** JOB **
In the material below, list every line carrying the string "element".

::: MATERIAL SUPPLIED :::

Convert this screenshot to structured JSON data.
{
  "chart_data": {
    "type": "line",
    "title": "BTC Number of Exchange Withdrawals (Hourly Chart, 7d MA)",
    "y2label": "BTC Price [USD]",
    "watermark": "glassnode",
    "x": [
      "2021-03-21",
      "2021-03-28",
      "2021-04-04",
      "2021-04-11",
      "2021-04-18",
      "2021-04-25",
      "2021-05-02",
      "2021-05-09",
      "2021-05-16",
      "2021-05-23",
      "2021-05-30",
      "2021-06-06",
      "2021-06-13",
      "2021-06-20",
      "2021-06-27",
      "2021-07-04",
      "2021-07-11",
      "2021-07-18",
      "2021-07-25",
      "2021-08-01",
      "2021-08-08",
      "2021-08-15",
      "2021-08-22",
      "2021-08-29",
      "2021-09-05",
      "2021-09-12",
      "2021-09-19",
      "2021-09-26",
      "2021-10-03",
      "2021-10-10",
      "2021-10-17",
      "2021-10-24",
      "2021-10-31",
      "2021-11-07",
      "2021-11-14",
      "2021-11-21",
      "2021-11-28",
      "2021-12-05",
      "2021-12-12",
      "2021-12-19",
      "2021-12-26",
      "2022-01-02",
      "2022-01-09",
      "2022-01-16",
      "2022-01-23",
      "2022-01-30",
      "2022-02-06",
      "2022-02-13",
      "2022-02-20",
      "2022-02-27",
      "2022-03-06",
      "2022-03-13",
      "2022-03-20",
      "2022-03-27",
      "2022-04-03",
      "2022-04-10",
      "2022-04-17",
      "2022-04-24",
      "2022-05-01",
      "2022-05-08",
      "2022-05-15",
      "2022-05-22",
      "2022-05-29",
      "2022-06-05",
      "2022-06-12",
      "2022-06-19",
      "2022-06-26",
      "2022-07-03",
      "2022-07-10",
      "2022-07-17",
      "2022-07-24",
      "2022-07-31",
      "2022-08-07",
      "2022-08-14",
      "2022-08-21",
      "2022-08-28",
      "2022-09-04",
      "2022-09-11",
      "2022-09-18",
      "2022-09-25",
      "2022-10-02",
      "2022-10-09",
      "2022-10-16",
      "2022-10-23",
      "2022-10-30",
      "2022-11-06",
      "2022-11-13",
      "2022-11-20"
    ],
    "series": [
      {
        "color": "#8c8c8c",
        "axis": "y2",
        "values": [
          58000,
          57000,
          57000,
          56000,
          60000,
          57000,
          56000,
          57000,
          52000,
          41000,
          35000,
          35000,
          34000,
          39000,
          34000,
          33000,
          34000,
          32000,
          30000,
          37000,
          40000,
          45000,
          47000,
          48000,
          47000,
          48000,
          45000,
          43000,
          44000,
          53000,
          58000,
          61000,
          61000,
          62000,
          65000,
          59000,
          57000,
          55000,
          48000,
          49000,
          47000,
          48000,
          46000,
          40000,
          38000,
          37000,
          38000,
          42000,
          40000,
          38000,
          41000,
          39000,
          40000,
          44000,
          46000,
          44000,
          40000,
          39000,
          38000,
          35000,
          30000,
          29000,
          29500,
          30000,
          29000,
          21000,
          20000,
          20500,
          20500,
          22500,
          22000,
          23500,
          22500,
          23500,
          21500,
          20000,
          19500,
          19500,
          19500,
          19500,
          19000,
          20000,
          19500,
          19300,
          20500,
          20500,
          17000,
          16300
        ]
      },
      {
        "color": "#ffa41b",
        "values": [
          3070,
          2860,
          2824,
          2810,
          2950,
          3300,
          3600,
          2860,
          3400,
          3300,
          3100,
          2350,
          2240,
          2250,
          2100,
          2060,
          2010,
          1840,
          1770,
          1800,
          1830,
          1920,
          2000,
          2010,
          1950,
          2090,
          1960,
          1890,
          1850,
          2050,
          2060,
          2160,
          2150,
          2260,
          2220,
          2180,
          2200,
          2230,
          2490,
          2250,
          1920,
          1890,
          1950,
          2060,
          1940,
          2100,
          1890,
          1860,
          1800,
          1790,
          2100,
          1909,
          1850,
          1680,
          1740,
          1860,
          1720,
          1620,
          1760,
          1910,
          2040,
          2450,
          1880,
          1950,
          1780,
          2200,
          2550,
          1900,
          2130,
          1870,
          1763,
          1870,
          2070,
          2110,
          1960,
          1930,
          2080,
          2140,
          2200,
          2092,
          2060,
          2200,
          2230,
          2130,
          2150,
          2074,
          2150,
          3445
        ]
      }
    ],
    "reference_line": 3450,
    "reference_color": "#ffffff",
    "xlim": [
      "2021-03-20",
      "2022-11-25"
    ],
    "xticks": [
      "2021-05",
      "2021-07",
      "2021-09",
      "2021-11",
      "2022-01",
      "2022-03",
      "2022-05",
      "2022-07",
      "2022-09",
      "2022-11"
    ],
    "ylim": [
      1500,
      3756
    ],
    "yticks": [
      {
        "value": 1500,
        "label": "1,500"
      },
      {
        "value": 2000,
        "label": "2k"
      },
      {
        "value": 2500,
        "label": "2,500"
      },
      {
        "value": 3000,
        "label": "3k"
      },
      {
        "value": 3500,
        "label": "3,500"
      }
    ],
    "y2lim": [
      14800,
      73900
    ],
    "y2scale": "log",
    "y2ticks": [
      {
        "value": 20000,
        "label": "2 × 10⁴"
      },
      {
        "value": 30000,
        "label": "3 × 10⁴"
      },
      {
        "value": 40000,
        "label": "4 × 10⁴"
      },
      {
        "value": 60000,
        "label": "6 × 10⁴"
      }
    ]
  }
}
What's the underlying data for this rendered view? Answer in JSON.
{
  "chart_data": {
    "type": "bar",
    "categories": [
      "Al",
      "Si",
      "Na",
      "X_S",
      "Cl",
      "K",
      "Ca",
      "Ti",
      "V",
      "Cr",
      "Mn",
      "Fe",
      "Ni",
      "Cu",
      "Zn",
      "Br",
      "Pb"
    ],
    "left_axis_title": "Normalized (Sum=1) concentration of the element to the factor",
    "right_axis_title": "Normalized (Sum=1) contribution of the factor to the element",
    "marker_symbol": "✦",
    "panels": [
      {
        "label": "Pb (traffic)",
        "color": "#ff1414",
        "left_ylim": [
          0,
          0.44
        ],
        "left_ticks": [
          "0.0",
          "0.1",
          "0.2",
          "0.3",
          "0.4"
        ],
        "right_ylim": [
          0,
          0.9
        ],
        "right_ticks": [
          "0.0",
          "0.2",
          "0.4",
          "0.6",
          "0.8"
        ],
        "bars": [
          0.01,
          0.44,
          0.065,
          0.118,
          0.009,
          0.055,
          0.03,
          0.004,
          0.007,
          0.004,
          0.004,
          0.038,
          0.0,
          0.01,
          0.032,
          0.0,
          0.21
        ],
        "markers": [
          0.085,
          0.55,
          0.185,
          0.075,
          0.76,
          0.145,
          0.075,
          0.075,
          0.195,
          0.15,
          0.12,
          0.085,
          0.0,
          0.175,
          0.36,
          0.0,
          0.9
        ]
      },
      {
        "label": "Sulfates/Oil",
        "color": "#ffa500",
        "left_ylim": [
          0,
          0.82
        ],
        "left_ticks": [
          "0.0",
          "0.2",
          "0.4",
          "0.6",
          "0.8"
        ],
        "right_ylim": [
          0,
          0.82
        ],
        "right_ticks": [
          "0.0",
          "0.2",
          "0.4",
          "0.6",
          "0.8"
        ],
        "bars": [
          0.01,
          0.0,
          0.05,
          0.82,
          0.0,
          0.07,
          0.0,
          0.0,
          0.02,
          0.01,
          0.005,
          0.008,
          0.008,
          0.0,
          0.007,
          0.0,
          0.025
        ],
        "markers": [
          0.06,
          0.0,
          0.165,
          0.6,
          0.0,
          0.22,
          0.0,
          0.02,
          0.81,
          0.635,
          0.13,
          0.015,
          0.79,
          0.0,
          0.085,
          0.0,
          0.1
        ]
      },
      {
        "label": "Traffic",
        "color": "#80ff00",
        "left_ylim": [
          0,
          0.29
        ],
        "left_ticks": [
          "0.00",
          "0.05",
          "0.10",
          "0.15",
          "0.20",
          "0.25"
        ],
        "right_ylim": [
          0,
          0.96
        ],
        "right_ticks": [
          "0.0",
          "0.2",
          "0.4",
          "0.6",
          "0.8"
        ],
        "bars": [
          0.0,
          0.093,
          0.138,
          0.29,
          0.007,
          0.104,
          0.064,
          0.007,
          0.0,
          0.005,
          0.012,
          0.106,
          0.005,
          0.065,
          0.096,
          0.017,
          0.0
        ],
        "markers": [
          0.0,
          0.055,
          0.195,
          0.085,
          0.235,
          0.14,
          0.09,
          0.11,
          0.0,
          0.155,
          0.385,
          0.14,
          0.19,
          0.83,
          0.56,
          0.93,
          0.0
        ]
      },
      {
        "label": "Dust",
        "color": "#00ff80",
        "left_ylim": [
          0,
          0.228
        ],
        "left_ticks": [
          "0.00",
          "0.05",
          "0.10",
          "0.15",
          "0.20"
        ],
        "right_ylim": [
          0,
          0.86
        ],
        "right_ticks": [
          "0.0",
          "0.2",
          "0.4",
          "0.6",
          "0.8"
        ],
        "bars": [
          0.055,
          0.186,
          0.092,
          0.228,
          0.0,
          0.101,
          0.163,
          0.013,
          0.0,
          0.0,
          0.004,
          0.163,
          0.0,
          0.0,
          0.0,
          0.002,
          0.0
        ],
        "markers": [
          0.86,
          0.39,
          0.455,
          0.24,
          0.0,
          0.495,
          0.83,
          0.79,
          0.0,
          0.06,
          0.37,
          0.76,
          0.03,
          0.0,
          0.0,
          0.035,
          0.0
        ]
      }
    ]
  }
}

:::

** THE REPLY **
    "left_axis_title": "Normalized (Sum=1) concentration of the element to the factor",
    "right_axis_title": "Normalized (Sum=1) contribution of the factor to the element",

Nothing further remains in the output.